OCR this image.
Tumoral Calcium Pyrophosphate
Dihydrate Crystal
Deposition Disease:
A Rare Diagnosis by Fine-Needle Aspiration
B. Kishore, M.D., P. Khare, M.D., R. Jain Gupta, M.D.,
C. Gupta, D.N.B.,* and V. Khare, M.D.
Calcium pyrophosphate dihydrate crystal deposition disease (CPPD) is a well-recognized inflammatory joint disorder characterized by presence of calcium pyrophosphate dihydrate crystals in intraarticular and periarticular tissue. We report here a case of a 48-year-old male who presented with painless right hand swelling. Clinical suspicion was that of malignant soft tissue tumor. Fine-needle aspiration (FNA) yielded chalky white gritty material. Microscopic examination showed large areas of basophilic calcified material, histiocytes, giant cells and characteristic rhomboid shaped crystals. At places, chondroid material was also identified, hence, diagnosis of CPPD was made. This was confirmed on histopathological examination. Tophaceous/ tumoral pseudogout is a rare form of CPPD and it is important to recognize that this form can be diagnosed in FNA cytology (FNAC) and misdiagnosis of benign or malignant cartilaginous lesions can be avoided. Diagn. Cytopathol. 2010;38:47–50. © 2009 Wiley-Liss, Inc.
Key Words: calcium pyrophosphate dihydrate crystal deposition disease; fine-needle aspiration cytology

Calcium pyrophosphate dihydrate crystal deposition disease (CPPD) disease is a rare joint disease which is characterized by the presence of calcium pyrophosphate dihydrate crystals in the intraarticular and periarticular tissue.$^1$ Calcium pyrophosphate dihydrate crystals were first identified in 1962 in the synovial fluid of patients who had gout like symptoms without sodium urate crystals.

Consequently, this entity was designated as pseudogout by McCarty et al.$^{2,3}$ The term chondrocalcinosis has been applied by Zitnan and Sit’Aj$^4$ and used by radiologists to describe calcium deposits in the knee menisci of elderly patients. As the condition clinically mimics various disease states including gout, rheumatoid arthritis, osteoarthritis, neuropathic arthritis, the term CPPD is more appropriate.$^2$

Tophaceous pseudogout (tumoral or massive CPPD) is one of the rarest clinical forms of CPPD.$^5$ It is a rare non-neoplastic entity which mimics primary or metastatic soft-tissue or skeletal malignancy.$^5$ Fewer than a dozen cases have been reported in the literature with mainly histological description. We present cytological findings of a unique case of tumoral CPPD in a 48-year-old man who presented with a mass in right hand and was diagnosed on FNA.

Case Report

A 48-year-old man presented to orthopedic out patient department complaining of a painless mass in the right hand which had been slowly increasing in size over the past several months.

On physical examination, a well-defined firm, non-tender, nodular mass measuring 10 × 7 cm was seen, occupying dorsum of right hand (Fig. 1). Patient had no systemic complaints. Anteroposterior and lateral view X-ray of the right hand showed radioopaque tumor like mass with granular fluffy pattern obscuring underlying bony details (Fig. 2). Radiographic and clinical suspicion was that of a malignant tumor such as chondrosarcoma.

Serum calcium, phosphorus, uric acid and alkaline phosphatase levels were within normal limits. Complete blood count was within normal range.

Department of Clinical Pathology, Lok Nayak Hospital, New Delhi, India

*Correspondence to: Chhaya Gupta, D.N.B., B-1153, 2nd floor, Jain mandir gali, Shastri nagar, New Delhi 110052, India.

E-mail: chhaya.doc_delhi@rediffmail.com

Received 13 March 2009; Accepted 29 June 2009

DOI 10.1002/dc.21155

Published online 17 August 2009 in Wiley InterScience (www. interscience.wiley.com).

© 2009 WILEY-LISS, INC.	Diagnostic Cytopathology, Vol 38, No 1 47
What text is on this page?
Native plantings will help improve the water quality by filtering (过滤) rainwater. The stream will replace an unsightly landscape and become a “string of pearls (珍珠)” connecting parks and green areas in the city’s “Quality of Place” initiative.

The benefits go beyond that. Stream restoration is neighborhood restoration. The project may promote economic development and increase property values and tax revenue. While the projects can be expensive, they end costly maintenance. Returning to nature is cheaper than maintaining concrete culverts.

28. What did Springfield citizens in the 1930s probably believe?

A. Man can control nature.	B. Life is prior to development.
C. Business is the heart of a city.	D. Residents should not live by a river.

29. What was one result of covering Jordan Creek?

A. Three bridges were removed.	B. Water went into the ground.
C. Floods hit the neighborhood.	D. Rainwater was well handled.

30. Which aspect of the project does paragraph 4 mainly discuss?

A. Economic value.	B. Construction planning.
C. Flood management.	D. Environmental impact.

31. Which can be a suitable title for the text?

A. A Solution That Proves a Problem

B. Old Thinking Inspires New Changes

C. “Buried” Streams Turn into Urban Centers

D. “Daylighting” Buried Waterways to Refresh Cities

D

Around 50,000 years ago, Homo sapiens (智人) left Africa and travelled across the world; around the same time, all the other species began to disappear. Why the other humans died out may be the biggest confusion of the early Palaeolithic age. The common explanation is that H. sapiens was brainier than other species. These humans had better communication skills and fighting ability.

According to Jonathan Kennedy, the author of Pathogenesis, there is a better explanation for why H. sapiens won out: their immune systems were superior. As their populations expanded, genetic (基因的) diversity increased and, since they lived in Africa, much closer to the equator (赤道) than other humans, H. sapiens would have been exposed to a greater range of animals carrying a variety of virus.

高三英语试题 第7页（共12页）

____________

== WORK REQUEST ==
Pull every line containing the word "project" out of the entries above.

== OUTPUT FOR THIS TASK ==
The benefits go beyond that. Stream restoration is neighborhood restoration. The project may promote economic development and increase property values and tax revenue. While the projects can be expensive, they end costly maintenance. Returning to nature is cheaper than maintaining concrete culverts.
30. Which aspect of the project does paragraph 4 mainly discuss?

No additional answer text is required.